-- Begin RECORDS SHOWN --

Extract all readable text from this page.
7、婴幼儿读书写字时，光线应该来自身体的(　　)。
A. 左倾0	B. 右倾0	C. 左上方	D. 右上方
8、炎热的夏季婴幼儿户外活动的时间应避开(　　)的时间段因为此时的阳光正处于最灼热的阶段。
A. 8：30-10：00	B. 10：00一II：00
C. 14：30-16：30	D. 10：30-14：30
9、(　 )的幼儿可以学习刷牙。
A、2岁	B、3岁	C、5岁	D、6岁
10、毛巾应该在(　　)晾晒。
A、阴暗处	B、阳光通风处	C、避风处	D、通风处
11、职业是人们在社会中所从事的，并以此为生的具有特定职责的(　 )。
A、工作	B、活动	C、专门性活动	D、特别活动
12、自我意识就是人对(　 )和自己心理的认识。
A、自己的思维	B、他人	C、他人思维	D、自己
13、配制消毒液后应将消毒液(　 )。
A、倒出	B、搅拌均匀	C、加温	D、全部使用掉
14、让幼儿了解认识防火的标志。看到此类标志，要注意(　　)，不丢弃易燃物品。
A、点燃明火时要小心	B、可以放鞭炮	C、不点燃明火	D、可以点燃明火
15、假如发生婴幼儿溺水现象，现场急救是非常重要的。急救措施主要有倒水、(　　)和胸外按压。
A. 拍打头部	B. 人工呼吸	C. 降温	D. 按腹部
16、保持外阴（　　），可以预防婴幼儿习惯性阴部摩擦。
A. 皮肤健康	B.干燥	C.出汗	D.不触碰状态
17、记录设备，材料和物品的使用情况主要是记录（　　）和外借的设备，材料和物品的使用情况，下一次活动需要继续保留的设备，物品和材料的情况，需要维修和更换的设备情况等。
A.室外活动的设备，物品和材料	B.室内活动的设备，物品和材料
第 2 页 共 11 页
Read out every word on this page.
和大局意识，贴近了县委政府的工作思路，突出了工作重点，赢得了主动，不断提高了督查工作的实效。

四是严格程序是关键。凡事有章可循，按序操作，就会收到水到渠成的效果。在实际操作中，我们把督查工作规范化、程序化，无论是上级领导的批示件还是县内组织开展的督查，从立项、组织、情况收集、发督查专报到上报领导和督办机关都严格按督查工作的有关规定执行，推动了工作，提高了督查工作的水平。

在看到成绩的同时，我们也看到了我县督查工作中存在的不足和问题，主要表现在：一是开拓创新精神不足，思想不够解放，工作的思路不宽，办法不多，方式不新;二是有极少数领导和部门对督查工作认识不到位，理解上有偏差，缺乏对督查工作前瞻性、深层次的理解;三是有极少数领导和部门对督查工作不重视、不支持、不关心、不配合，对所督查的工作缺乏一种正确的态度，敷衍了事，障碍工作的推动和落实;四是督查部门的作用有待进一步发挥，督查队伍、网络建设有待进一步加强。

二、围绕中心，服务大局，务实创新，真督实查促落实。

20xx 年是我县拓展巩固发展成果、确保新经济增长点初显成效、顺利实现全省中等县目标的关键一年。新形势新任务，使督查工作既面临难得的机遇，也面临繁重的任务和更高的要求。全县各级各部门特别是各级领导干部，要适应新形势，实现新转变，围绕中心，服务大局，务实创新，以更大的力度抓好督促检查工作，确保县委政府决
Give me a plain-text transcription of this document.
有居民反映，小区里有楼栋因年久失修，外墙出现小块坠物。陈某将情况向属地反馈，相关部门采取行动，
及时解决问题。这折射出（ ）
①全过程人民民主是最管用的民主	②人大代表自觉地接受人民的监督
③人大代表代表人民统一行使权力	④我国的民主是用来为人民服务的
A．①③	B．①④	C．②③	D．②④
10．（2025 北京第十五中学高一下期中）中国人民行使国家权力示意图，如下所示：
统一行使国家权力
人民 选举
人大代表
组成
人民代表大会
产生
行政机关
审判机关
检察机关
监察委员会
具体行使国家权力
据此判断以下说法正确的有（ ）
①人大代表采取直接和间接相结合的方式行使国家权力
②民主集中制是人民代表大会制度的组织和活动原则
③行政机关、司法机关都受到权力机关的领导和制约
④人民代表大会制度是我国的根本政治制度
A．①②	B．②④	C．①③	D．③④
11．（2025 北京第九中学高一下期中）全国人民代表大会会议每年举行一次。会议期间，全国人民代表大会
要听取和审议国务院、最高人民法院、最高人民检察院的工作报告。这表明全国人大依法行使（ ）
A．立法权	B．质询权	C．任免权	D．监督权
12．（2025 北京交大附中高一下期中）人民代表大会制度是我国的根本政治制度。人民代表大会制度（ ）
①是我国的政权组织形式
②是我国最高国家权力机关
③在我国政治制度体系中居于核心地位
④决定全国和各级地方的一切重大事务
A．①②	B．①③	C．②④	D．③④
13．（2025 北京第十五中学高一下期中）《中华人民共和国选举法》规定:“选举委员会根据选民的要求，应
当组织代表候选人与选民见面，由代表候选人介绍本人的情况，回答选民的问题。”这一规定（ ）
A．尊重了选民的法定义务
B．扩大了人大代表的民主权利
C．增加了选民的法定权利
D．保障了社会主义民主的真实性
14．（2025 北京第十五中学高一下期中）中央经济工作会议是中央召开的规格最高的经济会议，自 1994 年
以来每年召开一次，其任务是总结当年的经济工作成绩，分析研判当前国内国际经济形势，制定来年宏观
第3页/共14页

-- End RECORDS SHOWN --

### TASK BRIEF
All lines holding the word "务实创新" should be picked out and copied.

### RESPONSE TO THE EXERCISE
二、围绕中心，服务大局，务实创新，真督实查促落实。
20xx 年是我县拓展巩固发展成果、确保新经济增长点初显成效、顺利实现全省中等县目标的关键一年。新形势新任务，使督查工作既面临难得的机遇，也面临繁重的任务和更高的要求。全县各级各部门特别是各级领导干部，要适应新形势，实现新转变，围绕中心，服务大局，务实创新，以更大的力度抓好督促检查工作，确保县委政府决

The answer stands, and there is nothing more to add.